Task objective
Identify the lines that contain the word "Contains" and copy each one.

Given records
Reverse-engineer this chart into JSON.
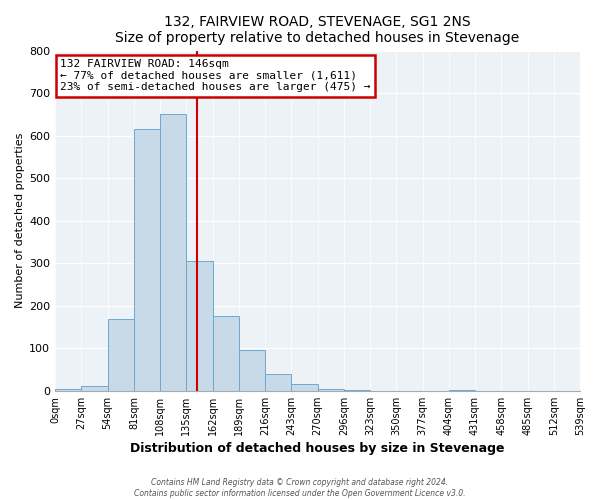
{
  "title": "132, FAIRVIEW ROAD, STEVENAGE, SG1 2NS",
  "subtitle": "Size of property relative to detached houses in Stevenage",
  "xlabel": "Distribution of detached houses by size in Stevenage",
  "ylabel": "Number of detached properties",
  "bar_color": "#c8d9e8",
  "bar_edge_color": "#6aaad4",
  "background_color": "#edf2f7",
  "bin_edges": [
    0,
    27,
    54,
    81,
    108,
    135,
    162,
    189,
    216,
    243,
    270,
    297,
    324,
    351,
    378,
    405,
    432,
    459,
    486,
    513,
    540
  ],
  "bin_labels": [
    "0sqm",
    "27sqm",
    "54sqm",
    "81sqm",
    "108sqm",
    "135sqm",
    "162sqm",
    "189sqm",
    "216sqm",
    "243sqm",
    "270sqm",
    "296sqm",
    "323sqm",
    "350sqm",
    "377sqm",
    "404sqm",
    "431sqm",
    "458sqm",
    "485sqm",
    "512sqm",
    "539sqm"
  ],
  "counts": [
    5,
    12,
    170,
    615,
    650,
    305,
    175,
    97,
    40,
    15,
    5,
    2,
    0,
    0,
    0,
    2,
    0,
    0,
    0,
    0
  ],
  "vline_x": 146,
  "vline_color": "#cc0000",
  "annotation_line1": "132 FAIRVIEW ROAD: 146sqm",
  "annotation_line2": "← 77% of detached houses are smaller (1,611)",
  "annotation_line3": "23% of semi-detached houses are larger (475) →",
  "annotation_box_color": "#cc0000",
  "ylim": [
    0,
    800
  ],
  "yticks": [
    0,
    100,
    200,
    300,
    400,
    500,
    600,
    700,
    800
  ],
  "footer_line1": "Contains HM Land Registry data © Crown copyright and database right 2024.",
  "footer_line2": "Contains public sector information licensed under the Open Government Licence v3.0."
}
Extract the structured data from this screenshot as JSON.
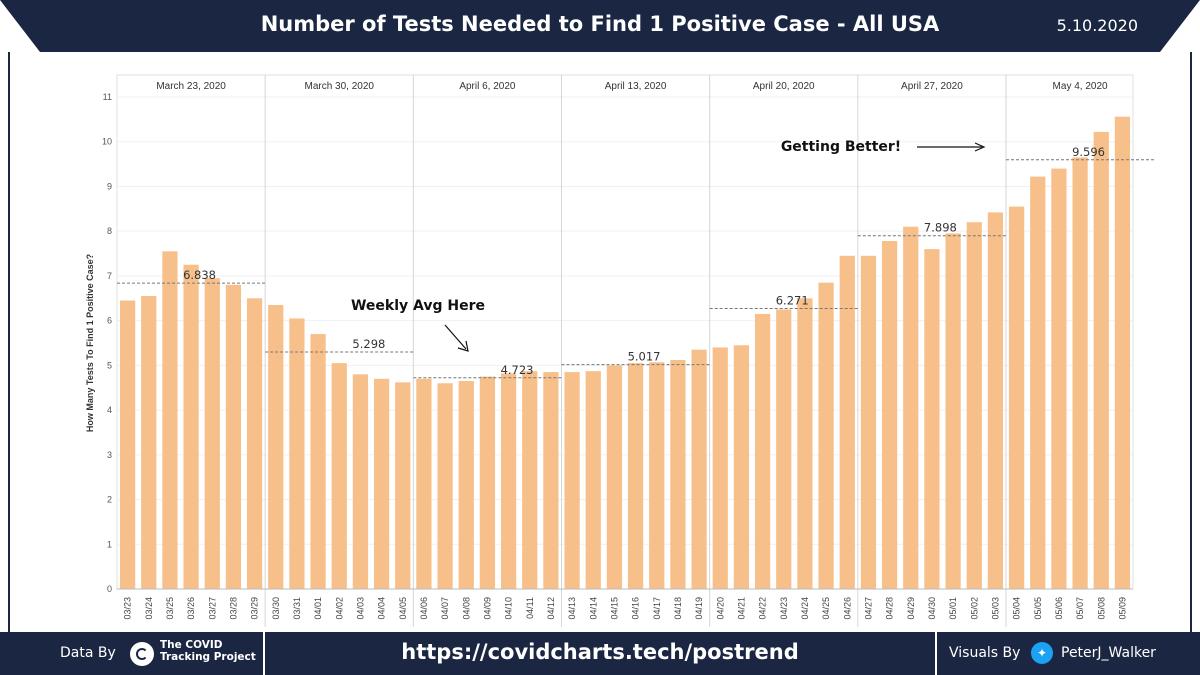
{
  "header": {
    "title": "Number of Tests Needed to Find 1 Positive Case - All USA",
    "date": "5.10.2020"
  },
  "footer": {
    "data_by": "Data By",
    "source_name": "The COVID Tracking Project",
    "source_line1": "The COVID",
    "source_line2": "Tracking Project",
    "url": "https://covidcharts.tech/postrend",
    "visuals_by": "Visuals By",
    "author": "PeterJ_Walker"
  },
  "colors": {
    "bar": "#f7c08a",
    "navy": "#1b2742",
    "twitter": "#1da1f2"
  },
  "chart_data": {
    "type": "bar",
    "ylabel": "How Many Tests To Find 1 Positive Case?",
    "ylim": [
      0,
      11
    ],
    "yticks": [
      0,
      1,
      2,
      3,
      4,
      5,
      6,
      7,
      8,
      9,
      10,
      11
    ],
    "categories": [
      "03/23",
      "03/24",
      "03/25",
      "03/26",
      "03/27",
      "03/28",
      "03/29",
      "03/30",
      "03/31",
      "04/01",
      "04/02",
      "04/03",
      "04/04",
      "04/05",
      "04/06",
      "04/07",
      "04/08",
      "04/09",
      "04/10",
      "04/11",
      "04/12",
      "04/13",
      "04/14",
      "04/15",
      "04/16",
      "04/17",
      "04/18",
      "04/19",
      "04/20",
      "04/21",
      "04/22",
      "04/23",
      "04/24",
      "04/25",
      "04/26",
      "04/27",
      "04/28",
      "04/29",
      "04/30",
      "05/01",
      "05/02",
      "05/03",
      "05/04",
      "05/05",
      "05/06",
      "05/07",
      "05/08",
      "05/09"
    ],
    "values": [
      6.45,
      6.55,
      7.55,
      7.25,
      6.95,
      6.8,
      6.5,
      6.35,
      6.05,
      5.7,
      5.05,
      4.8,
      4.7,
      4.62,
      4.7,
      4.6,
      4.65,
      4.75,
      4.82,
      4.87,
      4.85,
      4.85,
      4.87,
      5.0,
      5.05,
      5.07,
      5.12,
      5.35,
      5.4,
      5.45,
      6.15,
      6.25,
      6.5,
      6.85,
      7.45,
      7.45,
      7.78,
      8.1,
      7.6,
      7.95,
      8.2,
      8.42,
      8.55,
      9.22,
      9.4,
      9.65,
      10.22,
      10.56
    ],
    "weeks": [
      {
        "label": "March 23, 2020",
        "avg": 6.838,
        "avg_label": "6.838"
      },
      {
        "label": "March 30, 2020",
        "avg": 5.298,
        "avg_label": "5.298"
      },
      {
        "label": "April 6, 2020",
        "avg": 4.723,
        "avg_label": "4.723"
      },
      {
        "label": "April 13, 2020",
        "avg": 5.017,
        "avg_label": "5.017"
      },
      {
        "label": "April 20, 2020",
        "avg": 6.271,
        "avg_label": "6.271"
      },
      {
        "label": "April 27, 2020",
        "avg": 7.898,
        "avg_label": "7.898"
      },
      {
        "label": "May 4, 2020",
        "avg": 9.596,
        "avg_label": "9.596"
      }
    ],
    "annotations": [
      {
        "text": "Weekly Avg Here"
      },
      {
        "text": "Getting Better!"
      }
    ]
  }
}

---

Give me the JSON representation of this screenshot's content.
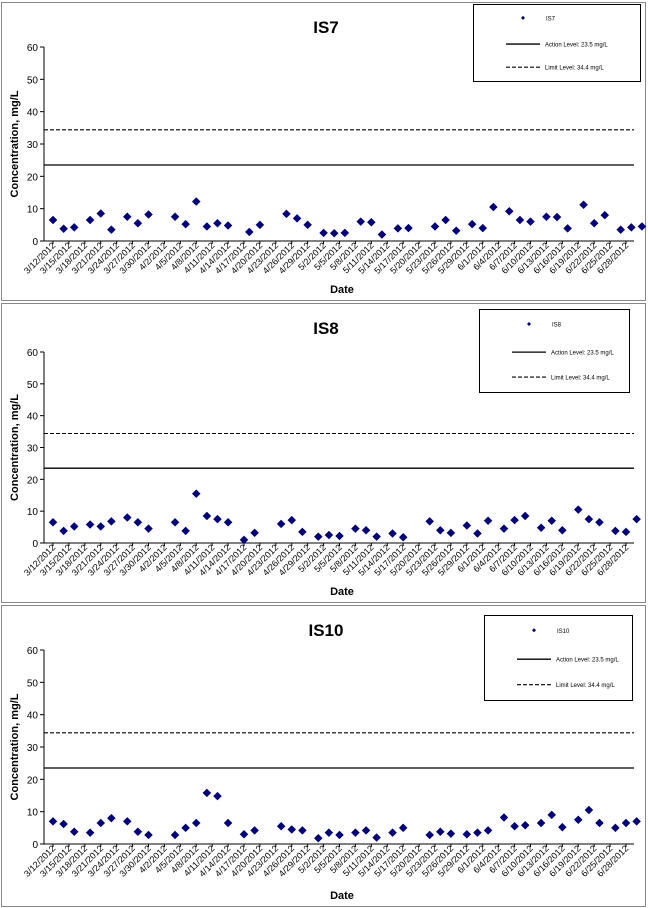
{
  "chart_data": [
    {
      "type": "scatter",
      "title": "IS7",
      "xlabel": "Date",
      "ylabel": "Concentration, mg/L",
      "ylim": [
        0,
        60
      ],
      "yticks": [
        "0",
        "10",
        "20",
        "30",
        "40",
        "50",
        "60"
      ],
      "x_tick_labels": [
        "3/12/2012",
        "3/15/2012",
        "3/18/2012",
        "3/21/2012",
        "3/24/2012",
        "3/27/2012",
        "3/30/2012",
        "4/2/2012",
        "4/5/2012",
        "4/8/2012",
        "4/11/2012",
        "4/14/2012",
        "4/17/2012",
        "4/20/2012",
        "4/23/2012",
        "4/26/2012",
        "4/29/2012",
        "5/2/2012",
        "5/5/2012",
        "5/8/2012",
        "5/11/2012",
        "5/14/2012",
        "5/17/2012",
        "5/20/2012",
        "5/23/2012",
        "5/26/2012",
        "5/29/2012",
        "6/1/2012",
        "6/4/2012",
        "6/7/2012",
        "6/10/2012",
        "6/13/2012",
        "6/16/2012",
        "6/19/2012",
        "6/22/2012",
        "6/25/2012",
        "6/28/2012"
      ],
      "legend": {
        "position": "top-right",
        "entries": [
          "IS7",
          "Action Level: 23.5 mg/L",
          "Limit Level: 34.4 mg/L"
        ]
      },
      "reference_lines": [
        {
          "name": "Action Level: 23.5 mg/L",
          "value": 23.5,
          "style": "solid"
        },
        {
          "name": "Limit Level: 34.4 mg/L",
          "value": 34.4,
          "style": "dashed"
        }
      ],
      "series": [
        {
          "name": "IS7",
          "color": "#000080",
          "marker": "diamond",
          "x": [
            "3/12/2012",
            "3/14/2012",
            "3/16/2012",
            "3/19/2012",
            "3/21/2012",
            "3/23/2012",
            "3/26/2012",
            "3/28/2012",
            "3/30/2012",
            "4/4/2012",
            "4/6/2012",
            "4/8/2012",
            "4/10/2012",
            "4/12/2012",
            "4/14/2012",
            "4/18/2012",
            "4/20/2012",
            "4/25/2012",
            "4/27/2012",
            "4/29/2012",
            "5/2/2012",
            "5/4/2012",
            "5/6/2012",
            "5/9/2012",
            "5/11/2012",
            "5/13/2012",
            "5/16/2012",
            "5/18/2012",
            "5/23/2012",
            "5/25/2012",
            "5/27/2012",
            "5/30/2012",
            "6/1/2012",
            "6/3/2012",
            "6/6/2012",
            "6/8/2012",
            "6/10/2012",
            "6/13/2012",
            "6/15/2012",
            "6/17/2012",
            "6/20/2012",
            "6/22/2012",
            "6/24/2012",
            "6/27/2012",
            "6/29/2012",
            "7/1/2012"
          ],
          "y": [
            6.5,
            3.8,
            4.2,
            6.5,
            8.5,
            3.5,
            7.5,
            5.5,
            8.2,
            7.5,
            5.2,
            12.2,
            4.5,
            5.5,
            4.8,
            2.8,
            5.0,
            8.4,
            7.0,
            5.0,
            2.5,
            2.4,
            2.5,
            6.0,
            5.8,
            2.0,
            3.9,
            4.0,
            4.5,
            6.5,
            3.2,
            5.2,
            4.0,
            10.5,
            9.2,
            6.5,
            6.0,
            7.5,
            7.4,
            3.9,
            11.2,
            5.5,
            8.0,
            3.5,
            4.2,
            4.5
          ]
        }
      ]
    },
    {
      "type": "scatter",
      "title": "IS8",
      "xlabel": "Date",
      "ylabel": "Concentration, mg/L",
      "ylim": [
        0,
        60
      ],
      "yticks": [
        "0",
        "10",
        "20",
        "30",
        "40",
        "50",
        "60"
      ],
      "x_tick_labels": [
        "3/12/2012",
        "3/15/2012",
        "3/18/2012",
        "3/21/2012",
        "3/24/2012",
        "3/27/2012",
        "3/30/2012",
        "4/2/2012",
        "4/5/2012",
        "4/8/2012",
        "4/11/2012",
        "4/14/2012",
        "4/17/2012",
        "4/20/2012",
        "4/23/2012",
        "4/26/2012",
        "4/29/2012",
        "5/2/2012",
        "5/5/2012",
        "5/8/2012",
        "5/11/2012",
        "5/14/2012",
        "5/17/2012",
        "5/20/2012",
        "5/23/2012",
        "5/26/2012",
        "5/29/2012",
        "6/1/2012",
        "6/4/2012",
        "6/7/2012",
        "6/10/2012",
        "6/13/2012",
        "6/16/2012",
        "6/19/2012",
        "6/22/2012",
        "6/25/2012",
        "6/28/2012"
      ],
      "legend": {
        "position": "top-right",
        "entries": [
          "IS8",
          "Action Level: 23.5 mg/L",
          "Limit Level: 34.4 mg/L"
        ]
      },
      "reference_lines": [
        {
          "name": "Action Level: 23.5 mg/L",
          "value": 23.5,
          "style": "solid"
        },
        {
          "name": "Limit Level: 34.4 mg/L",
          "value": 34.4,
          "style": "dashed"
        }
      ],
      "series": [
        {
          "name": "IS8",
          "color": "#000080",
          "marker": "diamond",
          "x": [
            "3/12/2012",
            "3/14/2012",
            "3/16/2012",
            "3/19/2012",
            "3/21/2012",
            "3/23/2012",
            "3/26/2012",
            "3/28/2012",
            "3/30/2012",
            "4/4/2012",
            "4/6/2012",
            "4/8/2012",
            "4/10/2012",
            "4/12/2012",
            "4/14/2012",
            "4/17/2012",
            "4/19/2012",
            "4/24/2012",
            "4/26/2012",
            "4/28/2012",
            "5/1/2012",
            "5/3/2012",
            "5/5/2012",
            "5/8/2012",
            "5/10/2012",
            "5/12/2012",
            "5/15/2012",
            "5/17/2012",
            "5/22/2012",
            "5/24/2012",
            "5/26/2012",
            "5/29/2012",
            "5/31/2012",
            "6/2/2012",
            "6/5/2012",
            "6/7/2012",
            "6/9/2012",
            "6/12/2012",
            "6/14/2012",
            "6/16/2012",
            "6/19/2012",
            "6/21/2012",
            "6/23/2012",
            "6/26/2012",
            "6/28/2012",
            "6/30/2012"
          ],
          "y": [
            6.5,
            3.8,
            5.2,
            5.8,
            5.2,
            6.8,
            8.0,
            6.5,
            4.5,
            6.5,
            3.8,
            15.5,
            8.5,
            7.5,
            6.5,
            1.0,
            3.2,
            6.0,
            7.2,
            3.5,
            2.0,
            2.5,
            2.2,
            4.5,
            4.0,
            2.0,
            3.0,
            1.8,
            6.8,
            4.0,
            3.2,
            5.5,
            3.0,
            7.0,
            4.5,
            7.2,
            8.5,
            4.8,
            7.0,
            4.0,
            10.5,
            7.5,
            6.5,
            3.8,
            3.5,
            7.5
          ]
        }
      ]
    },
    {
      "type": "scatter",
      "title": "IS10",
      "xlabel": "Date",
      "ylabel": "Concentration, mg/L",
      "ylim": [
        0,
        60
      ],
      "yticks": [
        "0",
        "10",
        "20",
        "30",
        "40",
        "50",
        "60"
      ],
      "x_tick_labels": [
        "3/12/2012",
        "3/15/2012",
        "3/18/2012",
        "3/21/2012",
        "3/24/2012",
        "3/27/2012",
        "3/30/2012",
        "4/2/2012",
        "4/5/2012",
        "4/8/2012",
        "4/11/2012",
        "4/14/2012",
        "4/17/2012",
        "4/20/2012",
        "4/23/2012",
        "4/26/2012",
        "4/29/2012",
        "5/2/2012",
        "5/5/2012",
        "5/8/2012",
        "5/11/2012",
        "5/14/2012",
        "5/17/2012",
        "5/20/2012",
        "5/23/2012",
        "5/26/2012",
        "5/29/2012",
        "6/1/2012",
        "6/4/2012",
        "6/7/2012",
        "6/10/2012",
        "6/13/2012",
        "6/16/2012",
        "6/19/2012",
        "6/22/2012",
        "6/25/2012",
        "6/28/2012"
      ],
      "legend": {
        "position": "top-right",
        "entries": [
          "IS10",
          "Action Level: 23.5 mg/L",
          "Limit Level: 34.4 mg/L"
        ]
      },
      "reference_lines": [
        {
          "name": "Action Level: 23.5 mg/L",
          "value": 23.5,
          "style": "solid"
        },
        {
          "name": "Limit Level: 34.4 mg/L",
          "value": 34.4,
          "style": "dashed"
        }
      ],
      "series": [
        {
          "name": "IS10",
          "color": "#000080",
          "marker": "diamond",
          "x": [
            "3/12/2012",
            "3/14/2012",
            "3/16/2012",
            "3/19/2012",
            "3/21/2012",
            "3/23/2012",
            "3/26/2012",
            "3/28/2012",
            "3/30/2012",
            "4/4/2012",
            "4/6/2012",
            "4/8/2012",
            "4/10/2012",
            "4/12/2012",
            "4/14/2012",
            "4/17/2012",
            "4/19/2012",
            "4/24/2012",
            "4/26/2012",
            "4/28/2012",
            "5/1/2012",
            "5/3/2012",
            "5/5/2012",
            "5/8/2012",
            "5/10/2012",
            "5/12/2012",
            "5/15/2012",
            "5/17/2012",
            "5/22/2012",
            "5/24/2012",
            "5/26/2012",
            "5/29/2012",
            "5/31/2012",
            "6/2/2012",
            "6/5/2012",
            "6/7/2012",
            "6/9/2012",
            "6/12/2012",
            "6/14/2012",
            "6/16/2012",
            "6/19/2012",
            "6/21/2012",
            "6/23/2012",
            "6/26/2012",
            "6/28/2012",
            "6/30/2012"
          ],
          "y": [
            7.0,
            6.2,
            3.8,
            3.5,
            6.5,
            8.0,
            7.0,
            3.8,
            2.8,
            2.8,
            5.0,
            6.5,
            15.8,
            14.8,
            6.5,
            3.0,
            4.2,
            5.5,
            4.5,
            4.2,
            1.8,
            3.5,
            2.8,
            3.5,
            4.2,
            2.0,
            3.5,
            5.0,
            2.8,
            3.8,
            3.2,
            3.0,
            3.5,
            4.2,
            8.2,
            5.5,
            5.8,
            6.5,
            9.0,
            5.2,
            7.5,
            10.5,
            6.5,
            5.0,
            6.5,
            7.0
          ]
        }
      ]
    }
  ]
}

Exercise result
  "footer_line1": "Contains HM Land Registry data © Crown copyright and database right 2024.",
  "footer_line2": "Contains public sector information licensed under the Open Government Licence v3.0."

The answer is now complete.